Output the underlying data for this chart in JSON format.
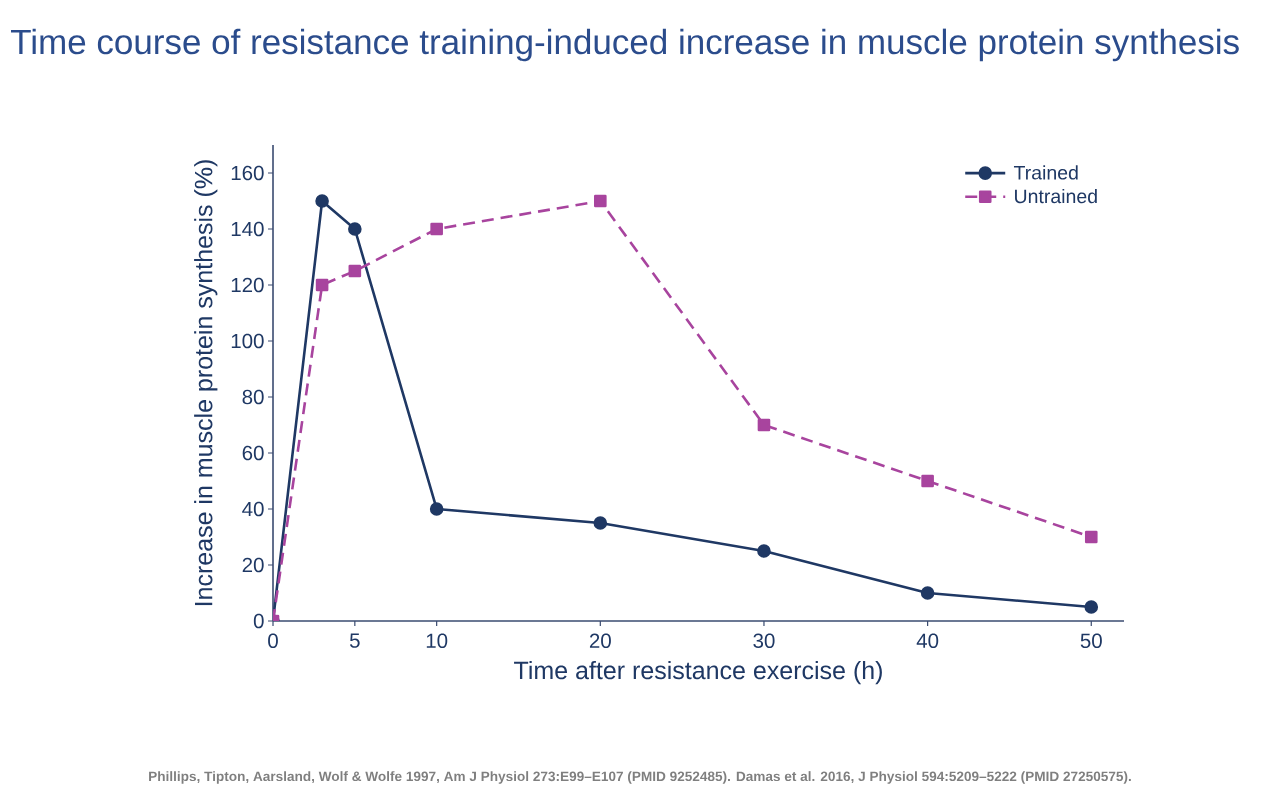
{
  "chart_data": {
    "type": "line",
    "title": "Time course of resistance training-induced increase in muscle protein synthesis",
    "xlabel": "Time after resistance exercise (h)",
    "ylabel": "Increase in muscle protein synthesis (%)",
    "annotations": [
      "Phillips, Tipton, Aarsland, Wolf & Wolfe 1997, Am J Physiol 273:E99–E107 (PMID 9252485). Damas et al. 2016, J Physiol 594:5209–5222 (PMID 27250575)."
    ],
    "x": [
      0,
      3,
      5,
      10,
      20,
      30,
      40,
      50
    ],
    "series": [
      {
        "name": "Trained",
        "color": "#1f3864",
        "values": [
          0,
          150,
          140,
          40,
          35,
          25,
          10,
          5
        ],
        "marker": "circle",
        "line_style": "solid"
      },
      {
        "name": "Untrained",
        "color": "#a8449e",
        "values": [
          0,
          120,
          125,
          140,
          150,
          70,
          50,
          30
        ],
        "marker": "square",
        "line_style": "dashed"
      }
    ],
    "xlim": [
      0,
      52
    ],
    "ylim": [
      0,
      170
    ],
    "xticks": [
      0,
      5,
      10,
      20,
      30,
      40,
      50
    ],
    "yticks": [
      0,
      20,
      40,
      60,
      80,
      100,
      120,
      140,
      160
    ],
    "legend": "top right"
  }
}
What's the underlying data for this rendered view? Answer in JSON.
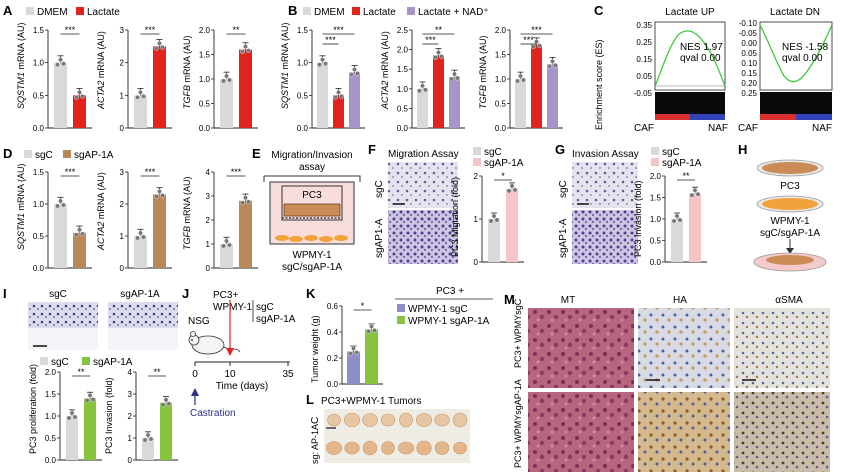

================================

WHAT IS EXPECTED — In your copy, please omit the pictures and print every line of the records exactly.

RESULT OF THIS TASK —
Output the underlying data for this chart in JSON format.
{
  "chart_data": {
    "type": "line",
    "title": "Time course of resistance training-induced increase in muscle protein synthesis",
    "xlabel": "Time after resistance exercise (h)",
    "ylabel": "Increase in muscle protein synthesis (%)",
    "annotations": [
      "Phillips, Tipton, Aarsland, Wolf & Wolfe 1997, Am J Physiol 273:E99–E107 (PMID 9252485). Damas et al. 2016, J Physiol 594:5209–5222 (PMID 27250575)."
    ],
    "x": [
      0,
      3,
      5,
      10,
      20,
      30,
      40,
      50
    ],
    "series": [
      {
        "name": "Trained",
        "color": "#1f3864",
        "values": [
          0,
          150,
          140,
          40,
          35,
          25,
          10,
          5
        ],
        "marker": "circle",
        "line_style": "solid"
      },
      {
        "name": "Untrained",
        "color": "#a8449e",
        "values": [
          0,
          120,
          125,
          140,
          150,
          70,
          50,
          30
        ],
        "marker": "square",
        "line_style": "dashed"
      }
    ],
    "xlim": [
      0,
      52
    ],
    "ylim": [
      0,
      170
    ],
    "xticks": [
      0,
      5,
      10,
      20,
      30,
      40,
      50
    ],
    "yticks": [
      0,
      20,
      40,
      60,
      80,
      100,
      120,
      140,
      160
    ],
    "legend": "top right"
  }
}
What's the underlying data for this rendered view? Answer in JSON.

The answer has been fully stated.